• **SHORT TASK**
Find every line in the records below that holds the word "легко" and copy it.

• **GIVEN DATA**
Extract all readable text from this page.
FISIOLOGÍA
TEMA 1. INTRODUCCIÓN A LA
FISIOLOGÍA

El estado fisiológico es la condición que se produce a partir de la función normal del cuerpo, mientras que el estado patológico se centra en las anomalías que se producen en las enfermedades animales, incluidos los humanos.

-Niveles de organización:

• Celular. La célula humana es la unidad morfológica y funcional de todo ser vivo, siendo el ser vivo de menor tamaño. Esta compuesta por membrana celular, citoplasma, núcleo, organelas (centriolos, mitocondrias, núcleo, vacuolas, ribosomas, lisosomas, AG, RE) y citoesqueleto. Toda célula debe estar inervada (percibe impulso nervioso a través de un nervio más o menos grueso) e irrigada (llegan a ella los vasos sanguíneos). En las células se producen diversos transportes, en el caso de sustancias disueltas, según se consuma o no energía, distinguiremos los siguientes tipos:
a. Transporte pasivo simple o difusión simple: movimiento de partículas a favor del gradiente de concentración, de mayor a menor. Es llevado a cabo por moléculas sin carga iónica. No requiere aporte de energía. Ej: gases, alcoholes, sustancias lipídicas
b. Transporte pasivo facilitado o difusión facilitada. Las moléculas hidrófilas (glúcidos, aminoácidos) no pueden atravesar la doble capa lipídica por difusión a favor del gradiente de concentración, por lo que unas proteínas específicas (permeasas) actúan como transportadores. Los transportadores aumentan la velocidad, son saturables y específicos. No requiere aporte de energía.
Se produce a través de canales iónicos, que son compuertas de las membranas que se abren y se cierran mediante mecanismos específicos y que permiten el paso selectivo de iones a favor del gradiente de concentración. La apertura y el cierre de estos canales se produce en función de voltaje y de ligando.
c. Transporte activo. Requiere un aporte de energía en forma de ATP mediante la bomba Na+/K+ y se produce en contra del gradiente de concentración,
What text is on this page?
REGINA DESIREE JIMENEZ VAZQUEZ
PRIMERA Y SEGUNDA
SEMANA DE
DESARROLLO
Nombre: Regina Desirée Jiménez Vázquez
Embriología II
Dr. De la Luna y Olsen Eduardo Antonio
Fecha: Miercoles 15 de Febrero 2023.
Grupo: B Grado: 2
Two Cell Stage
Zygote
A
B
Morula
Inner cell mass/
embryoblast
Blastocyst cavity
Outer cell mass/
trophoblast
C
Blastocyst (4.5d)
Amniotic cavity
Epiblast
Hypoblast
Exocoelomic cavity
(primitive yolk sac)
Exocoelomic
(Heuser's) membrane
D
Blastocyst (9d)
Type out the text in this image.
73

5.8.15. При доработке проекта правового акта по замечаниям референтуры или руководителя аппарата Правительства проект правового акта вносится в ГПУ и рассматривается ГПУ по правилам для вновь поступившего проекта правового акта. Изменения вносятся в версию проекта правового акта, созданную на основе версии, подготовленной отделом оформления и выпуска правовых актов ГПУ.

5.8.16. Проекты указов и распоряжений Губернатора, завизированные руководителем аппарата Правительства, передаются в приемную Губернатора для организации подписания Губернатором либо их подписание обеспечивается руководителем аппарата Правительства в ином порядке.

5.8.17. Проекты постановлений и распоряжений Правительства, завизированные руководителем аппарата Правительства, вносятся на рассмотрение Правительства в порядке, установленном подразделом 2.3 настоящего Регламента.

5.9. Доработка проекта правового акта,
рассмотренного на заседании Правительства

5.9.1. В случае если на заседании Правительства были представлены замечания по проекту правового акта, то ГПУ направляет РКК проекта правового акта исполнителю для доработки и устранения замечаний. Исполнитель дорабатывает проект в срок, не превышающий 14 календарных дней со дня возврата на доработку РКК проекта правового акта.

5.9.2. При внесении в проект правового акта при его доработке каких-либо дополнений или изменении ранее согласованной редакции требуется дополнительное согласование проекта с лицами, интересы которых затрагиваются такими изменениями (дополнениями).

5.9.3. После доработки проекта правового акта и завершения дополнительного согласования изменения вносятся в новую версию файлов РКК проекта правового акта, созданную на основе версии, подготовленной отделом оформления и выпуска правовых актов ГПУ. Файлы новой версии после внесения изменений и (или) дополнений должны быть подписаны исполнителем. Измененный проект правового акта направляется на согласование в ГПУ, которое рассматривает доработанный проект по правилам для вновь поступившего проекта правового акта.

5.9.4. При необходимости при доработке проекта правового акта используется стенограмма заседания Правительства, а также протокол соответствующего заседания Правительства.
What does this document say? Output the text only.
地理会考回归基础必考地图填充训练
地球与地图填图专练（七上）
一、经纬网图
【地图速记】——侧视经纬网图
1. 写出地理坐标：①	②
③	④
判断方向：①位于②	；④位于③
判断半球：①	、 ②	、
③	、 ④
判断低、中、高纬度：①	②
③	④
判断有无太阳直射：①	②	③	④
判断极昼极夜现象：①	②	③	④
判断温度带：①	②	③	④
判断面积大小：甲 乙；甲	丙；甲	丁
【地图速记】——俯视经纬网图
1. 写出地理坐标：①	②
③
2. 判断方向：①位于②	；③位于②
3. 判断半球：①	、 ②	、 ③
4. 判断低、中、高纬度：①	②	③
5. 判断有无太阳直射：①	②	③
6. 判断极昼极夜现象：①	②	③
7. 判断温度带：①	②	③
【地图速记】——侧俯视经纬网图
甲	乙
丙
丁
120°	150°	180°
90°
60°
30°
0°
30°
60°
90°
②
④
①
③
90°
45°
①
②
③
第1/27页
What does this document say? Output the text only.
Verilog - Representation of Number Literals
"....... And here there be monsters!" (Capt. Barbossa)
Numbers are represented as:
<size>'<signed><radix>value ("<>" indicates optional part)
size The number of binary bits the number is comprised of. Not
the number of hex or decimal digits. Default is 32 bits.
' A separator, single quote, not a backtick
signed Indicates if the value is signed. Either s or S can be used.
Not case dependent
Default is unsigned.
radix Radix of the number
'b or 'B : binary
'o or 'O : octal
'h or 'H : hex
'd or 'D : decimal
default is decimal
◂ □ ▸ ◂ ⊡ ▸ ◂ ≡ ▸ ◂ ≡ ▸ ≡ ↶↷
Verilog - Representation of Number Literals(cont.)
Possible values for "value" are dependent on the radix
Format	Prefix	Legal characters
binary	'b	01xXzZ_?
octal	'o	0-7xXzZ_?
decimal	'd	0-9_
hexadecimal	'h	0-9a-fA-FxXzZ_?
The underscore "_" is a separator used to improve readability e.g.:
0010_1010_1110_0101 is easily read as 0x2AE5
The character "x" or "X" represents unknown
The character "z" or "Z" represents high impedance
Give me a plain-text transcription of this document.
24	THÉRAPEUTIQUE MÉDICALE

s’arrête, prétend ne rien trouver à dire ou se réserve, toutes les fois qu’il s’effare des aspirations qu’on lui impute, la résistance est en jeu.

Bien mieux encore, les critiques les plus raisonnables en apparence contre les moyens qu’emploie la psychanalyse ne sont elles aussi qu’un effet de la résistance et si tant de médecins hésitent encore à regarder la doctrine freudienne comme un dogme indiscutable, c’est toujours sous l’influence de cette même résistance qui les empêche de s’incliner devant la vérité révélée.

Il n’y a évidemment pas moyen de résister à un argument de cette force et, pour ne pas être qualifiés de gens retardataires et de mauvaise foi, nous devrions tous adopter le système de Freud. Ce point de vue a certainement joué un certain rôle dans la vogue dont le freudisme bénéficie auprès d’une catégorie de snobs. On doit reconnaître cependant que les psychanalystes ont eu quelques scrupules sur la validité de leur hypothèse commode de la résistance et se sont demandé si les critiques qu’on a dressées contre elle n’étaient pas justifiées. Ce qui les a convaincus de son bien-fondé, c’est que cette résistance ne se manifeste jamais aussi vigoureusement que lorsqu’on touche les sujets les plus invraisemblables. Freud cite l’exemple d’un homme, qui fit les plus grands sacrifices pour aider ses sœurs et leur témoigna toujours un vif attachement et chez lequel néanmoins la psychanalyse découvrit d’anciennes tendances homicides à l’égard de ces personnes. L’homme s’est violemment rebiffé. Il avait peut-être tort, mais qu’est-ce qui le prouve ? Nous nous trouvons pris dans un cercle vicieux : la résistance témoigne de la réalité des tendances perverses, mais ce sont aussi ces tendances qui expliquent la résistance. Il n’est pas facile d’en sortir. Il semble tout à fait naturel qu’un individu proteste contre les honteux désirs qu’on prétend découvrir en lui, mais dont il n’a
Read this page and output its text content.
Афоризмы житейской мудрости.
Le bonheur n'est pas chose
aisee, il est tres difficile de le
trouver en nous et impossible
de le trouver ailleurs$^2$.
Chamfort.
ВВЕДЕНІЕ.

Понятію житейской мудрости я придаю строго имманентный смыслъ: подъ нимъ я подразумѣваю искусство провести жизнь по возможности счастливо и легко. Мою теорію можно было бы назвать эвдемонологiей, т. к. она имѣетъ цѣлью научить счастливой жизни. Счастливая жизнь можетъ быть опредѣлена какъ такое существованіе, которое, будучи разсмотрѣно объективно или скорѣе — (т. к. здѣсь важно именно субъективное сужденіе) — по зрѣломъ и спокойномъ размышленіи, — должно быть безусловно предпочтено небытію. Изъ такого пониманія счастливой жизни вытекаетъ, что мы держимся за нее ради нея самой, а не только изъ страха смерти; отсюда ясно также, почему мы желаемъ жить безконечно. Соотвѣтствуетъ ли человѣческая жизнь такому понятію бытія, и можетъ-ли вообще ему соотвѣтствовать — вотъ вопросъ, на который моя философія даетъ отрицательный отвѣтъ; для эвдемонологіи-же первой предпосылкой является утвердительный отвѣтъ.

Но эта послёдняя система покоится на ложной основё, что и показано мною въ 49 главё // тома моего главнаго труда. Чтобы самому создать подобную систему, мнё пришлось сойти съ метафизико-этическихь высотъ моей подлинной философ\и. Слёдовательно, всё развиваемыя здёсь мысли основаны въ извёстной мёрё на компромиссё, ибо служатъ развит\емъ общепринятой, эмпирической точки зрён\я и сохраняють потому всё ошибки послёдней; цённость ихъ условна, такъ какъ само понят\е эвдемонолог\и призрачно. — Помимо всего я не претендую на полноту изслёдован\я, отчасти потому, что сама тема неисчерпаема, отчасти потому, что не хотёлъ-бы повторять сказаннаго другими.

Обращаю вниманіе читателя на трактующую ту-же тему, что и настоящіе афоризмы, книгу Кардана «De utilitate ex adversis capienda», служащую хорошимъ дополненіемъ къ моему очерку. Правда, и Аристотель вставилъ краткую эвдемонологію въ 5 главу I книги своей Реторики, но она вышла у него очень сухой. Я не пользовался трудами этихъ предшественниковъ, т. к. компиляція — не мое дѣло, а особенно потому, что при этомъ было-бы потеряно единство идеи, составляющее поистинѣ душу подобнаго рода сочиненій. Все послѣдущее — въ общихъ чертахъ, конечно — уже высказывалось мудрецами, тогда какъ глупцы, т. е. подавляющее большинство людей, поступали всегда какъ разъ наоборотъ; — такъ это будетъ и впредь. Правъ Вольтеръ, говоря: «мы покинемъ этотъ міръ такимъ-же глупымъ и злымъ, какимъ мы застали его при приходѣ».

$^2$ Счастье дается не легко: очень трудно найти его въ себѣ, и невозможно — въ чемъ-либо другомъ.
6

• **ANSWER TO THE PROBLEM**
Понятію житейской мудрости я придаю строго имманентный смыслъ: подъ нимъ я подразумѣваю искусство провести жизнь по возможности счастливо и легко. Мою теорію можно было бы назвать эвдемонологiей, т. к. она имѣетъ цѣлью научить счастливой жизни. Счастливая жизнь можетъ быть опредѣлена какъ такое существованіе, которое, будучи разсмотрѣно объективно или скорѣе — (т. к. здѣсь важно именно субъективное сужденіе) — по зрѣломъ и спокойномъ размышленіи, — должно быть безусловно предпочтено небытію. Изъ такого пониманія счастливой жизни вытекаетъ, что мы держимся за нее ради нея самой, а не только изъ страха смерти; отсюда ясно также, почему мы желаемъ жить безконечно. Соотвѣтствуетъ ли человѣческая жизнь такому понятію бытія, и можетъ-ли вообще ему соотвѣтствовать — вотъ вопросъ, на который моя философія даетъ отрицательный отвѣтъ; для эвдемонологіи-же первой предпосылкой является утвердительный отвѣтъ.
$^2$ Счастье дается не легко: очень трудно найти его въ себѣ, и невозможно — въ чемъ-либо другомъ.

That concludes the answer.